═══ Excerpt provided ═══

Re: [ovirt-users] Debugging why hosted engine flips between EngineUp and EngineBadHealth

2017-12-01 Thread Martin Sivak
Hi,

> [logger_root]
> level=INFO

> [handler_logfile]
> level=DEBUG

> Seems already set. The file broker.log is already containing DEBUG,
> but syslog is not (and this is good). What about logger_root?

Yeah, I think you should change that one as well to get full debug
logging. The handler level does nothing if the messages do not get to
it. And the root logger should not let them in the default
configuration you have.

Best regards

Martin

> Luca
>
> On Fri, Dec 1, 2017 at 12:29 PM, Martin Sivak <msi...@redhat.com> wrote:
>> Hi,
>>
>> can you please enable DEBUG log and then attach broker.log once it
>> reproduces? See /etc/ovirt-hosted-engine-ha/broker-log.conf for the
>> place where to set it (do not forget to restart ovirt-ha-agent and
>> ovirt-ha-broker afterwards).

═══

• _Exercise tasks_:
**a.** In the hosted engine debugging thread, which two services should be restarted after the DEBUG log is set?
**b.** Extend the hosted engine debugging thread, picking up after its final line.

═══ Dataset content ═══

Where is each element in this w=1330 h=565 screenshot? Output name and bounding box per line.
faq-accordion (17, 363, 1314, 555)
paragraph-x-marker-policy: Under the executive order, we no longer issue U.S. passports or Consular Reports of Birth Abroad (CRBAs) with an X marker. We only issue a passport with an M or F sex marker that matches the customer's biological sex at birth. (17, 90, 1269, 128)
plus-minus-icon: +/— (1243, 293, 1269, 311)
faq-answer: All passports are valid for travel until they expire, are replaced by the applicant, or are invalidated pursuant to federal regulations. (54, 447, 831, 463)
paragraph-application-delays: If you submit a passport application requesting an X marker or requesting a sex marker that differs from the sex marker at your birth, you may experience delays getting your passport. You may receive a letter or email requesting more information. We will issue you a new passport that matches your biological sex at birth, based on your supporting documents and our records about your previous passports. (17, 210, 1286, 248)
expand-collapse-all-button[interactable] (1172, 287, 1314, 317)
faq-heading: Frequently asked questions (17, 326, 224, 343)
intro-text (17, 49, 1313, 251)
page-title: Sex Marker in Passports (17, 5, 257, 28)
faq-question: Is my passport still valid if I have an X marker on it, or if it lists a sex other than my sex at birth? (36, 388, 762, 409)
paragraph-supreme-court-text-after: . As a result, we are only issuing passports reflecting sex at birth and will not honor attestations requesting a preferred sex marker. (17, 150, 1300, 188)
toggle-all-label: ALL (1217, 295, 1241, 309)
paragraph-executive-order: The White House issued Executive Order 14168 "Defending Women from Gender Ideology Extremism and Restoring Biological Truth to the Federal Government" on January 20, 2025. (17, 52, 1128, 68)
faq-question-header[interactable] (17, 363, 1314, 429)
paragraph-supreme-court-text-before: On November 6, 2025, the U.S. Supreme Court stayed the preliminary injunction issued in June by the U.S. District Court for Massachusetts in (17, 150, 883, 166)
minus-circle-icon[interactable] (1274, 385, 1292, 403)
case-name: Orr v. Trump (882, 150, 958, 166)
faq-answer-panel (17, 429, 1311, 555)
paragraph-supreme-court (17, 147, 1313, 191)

═══

• _Answers provided_:
**a.** ovirt-ha-agent and ovirt-ha-broker.

**b.**
>>
>> Name resolution issues might be the cause for this indeed, because the
>> broker is trying to query a health endpoint over HTTP. If
>> notifications failed because of unresolvable name then there is high
>> chance the same happens to the health request every now and then.
>>
>> Best regards
>>
>> Martin Sivak
>>
>> On Fri, Dec 1, 2017 at 10:50 AM, Luca 'remix_tj' Lorenzetto
>> <lorenzetto.l...@gmail.com> wrote:
>>> Hi all,
>>>
>>> since some days my hosted-engine environments (one RHEV 4.0.7, one
>>> ovirt 4.1.7) continue to send mails about changes between EngineUp and
>>> EngineBadHealth.
>>>
>>> This is pretty annoying and i'm not able to find out the root cause.
>>>
>>> The only issue i've seen on hosts is this error appearing sometimes
>>> randomly about sending mails.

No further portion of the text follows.